(begin)

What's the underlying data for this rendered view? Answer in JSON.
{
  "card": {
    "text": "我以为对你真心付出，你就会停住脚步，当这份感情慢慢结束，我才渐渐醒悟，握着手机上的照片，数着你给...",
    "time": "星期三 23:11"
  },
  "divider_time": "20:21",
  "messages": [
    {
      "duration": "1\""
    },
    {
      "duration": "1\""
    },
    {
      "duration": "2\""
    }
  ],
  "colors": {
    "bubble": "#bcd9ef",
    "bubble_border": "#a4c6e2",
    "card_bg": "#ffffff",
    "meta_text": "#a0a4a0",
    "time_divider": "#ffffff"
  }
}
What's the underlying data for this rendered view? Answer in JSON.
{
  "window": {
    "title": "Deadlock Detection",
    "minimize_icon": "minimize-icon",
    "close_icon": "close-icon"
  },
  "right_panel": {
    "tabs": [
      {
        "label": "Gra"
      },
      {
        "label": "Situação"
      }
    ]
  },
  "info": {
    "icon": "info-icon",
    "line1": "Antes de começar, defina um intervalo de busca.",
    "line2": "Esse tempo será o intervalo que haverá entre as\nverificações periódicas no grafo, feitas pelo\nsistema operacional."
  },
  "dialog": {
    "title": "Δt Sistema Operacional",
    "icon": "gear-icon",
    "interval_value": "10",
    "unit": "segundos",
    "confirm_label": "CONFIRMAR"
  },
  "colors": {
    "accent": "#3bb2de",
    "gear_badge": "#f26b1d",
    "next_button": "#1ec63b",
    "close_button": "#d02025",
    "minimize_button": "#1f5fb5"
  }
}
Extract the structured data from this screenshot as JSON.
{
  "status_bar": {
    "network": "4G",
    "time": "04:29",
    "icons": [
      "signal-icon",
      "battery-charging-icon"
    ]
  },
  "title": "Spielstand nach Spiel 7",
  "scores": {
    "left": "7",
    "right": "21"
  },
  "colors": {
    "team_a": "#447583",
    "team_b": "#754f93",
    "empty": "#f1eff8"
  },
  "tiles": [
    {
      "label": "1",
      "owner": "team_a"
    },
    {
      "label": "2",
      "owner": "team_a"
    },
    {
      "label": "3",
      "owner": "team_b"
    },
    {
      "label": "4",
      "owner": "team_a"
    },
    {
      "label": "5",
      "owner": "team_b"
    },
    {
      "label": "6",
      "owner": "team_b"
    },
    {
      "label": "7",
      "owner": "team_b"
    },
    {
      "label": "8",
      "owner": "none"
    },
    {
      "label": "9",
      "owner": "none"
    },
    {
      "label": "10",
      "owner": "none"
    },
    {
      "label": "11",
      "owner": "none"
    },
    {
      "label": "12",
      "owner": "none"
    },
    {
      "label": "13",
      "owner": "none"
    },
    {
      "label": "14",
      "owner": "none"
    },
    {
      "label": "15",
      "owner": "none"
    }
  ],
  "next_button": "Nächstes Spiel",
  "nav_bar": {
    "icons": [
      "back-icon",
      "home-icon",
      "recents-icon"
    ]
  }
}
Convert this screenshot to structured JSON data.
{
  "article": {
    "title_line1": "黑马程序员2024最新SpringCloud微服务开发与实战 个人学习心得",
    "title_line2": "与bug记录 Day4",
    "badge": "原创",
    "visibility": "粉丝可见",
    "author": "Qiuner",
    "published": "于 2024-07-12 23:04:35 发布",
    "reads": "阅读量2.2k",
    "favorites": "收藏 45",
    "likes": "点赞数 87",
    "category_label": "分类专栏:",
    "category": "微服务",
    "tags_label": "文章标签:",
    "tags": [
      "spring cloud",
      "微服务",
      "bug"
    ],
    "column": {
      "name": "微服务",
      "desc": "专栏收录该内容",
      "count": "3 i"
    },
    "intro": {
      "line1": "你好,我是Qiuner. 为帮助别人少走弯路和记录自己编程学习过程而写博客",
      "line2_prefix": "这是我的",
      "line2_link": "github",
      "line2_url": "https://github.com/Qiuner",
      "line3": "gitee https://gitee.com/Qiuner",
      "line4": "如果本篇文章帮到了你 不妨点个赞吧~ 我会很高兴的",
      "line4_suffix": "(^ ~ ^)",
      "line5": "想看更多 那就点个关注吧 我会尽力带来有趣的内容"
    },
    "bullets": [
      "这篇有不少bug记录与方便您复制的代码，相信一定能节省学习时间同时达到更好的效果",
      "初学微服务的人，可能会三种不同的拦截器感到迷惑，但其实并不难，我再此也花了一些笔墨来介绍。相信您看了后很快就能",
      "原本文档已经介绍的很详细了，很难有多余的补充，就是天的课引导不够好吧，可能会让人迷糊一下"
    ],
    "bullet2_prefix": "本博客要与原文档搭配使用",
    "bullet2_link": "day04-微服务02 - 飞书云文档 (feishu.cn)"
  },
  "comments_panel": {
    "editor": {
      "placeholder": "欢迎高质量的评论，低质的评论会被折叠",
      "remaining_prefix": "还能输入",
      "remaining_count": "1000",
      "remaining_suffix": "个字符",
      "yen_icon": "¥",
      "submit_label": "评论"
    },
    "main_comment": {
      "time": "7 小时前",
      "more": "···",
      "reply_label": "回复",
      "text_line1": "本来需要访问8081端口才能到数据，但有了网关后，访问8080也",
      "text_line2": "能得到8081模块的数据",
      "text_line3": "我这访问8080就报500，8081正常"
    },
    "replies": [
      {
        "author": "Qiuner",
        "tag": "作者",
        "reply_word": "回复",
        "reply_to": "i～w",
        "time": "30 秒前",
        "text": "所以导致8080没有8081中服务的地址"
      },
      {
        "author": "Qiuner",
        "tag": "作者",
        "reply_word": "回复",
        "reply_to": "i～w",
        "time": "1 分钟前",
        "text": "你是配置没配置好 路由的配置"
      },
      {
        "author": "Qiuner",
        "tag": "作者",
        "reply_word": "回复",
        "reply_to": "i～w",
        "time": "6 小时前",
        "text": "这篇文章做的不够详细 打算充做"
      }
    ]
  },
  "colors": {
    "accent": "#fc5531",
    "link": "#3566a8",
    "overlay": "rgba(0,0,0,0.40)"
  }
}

(end)

§ **THE TASK**
All records above must be set down exactly, please.

§ **CORRECT OUTPUT**
What's the underlying data for this rendered view? Answer in JSON.
{
  "card": {
    "text": "我以为对你真心付出，你就会停住脚步，当这份感情慢慢结束，我才渐渐醒悟，握着手机上的照片，数着你给...",
    "time": "星期三 23:11"
  },
  "divider_time": "20:21",
  "messages": [
    {
      "duration": "1\""
    },
    {
      "duration": "1\""
    },
    {
      "duration": "2\""
    }
  ],
  "colors": {
    "bubble": "#bcd9ef",
    "bubble_border": "#a4c6e2",
    "card_bg": "#ffffff",
    "meta_text": "#a0a4a0",
    "time_divider": "#ffffff"
  }
}
What's the underlying data for this rendered view? Answer in JSON.
{
  "window": {
    "title": "Deadlock Detection",
    "minimize_icon": "minimize-icon",
    "close_icon": "close-icon"
  },
  "right_panel": {
    "tabs": [
      {
        "label": "Gra"
      },
      {
        "label": "Situação"
      }
    ]
  },
  "info": {
    "icon": "info-icon",
    "line1": "Antes de começar, defina um intervalo de busca.",
    "line2": "Esse tempo será o intervalo que haverá entre as\nverificações periódicas no grafo, feitas pelo\nsistema operacional."
  },
  "dialog": {
    "title": "Δt Sistema Operacional",
    "icon": "gear-icon",
    "interval_value": "10",
    "unit": "segundos",
    "confirm_label": "CONFIRMAR"
  },
  "colors": {
    "accent": "#3bb2de",
    "gear_badge": "#f26b1d",
    "next_button": "#1ec63b",
    "close_button": "#d02025",
    "minimize_button": "#1f5fb5"
  }
}
Extract the structured data from this screenshot as JSON.
{
  "status_bar": {
    "network": "4G",
    "time": "04:29",
    "icons": [
      "signal-icon",
      "battery-charging-icon"
    ]
  },
  "title": "Spielstand nach Spiel 7",
  "scores": {
    "left": "7",
    "right": "21"
  },
  "colors": {
    "team_a": "#447583",
    "team_b": "#754f93",
    "empty": "#f1eff8"
  },
  "tiles": [
    {
      "label": "1",
      "owner": "team_a"
    },
    {
      "label": "2",
      "owner": "team_a"
    },
    {
      "label": "3",
      "owner": "team_b"
    },
    {
      "label": "4",
      "owner": "team_a"
    },
    {
      "label": "5",
      "owner": "team_b"
    },
    {
      "label": "6",
      "owner": "team_b"
    },
    {
      "label": "7",
      "owner": "team_b"
    },
    {
      "label": "8",
      "owner": "none"
    },
    {
      "label": "9",
      "owner": "none"
    },
    {
      "label": "10",
      "owner": "none"
    },
    {
      "label": "11",
      "owner": "none"
    },
    {
      "label": "12",
      "owner": "none"
    },
    {
      "label": "13",
      "owner": "none"
    },
    {
      "label": "14",
      "owner": "none"
    },
    {
      "label": "15",
      "owner": "none"
    }
  ],
  "next_button": "Nächstes Spiel",
  "nav_bar": {
    "icons": [
      "back-icon",
      "home-icon",
      "recents-icon"
    ]
  }
}
Convert this screenshot to structured JSON data.
{
  "article": {
    "title_line1": "黑马程序员2024最新SpringCloud微服务开发与实战 个人学习心得",
    "title_line2": "与bug记录 Day4",
    "badge": "原创",
    "visibility": "粉丝可见",
    "author": "Qiuner",
    "published": "于 2024-07-12 23:04:35 发布",
    "reads": "阅读量2.2k",
    "favorites": "收藏 45",
    "likes": "点赞数 87",
    "category_label": "分类专栏:",
    "category": "微服务",
    "tags_label": "文章标签:",
    "tags": [
      "spring cloud",
      "微服务",
      "bug"
    ],
    "column": {
      "name": "微服务",
      "desc": "专栏收录该内容",
      "count": "3 i"
    },
    "intro": {
      "line1": "你好,我是Qiuner. 为帮助别人少走弯路和记录自己编程学习过程而写博客",
      "line2_prefix": "这是我的",
      "line2_link": "github",
      "line2_url": "https://github.com/Qiuner",
      "line3": "gitee https://gitee.com/Qiuner",
      "line4": "如果本篇文章帮到了你 不妨点个赞吧~ 我会很高兴的",
      "line4_suffix": "(^ ~ ^)",
      "line5": "想看更多 那就点个关注吧 我会尽力带来有趣的内容"
    },
    "bullets": [
      "这篇有不少bug记录与方便您复制的代码，相信一定能节省学习时间同时达到更好的效果",
      "初学微服务的人，可能会三种不同的拦截器感到迷惑，但其实并不难，我再此也花了一些笔墨来介绍。相信您看了后很快就能",
      "原本文档已经介绍的很详细了，很难有多余的补充，就是天的课引导不够好吧，可能会让人迷糊一下"
    ],
    "bullet2_prefix": "本博客要与原文档搭配使用",
    "bullet2_link": "day04-微服务02 - 飞书云文档 (feishu.cn)"
  },
  "comments_panel": {
    "editor": {
      "placeholder": "欢迎高质量的评论，低质的评论会被折叠",
      "remaining_prefix": "还能输入",
      "remaining_count": "1000",
      "remaining_suffix": "个字符",
      "yen_icon": "¥",
      "submit_label": "评论"
    },
    "main_comment": {
      "time": "7 小时前",
      "more": "···",
      "reply_label": "回复",
      "text_line1": "本来需要访问8081端口才能到数据，但有了网关后，访问8080也",
      "text_line2": "能得到8081模块的数据",
      "text_line3": "我这访问8080就报500，8081正常"
    },
    "replies": [
      {
        "author": "Qiuner",
        "tag": "作者",
        "reply_word": "回复",
        "reply_to": "i～w",
        "time": "30 秒前",
        "text": "所以导致8080没有8081中服务的地址"
      },
      {
        "author": "Qiuner",
        "tag": "作者",
        "reply_word": "回复",
        "reply_to": "i～w",
        "time": "1 分钟前",
        "text": "你是配置没配置好 路由的配置"
      },
      {
        "author": "Qiuner",
        "tag": "作者",
        "reply_word": "回复",
        "reply_to": "i～w",
        "time": "6 小时前",
        "text": "这篇文章做的不够详细 打算充做"
      }
    ]
  },
  "colors": {
    "accent": "#fc5531",
    "link": "#3566a8",
    "overlay": "rgba(0,0,0,0.40)"
  }
}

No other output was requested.